Determine how many lines of the data below contain "công", then give only that number.

Stored data entries:
::::

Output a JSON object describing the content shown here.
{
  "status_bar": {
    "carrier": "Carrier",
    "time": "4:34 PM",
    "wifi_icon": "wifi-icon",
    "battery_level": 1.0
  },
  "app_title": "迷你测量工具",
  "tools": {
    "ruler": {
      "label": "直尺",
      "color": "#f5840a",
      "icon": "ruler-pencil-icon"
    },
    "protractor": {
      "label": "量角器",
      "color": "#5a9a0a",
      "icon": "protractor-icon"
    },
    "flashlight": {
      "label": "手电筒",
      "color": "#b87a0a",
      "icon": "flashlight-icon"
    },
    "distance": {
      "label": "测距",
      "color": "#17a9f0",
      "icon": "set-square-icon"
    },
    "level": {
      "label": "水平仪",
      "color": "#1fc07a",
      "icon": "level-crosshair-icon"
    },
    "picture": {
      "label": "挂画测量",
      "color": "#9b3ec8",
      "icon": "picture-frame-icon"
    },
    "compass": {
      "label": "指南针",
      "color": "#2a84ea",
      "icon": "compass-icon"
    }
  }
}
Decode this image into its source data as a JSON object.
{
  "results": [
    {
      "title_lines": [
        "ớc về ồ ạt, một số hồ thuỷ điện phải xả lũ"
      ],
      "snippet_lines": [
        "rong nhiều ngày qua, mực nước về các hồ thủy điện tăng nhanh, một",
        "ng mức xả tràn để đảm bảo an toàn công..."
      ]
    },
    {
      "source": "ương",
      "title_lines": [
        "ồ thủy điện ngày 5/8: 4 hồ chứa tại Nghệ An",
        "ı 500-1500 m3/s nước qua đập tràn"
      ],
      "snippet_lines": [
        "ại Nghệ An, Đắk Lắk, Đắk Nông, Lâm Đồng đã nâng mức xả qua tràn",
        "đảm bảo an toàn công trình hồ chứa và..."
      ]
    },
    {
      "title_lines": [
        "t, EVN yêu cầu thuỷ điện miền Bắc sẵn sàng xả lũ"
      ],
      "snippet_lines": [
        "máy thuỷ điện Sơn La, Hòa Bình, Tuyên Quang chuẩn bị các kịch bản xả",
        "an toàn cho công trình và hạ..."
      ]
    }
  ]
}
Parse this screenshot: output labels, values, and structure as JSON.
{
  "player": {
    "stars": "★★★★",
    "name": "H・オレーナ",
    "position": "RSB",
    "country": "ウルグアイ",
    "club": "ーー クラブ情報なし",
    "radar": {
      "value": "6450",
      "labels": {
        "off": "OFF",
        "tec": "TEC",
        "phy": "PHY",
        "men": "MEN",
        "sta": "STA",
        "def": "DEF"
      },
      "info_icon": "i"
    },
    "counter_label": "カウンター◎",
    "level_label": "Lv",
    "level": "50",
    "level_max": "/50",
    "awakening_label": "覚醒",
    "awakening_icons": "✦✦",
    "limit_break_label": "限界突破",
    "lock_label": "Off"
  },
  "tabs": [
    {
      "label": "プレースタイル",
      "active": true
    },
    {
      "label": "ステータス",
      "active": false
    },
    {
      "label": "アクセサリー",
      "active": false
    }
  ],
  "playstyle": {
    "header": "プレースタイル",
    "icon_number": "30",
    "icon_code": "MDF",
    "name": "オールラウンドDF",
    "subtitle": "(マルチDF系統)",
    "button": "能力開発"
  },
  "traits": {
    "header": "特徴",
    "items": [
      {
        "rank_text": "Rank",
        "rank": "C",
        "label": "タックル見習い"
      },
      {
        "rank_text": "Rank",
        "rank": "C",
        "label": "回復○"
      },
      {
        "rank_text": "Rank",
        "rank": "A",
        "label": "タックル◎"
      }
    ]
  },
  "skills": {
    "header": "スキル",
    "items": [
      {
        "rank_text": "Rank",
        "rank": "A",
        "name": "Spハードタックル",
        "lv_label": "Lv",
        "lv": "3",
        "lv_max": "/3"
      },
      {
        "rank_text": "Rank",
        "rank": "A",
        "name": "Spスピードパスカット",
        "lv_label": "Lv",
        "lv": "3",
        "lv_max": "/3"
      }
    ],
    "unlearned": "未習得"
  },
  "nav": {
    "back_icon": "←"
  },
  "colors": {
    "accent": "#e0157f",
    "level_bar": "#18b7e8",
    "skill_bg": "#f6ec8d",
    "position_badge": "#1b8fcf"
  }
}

::::

:: Task output ::
3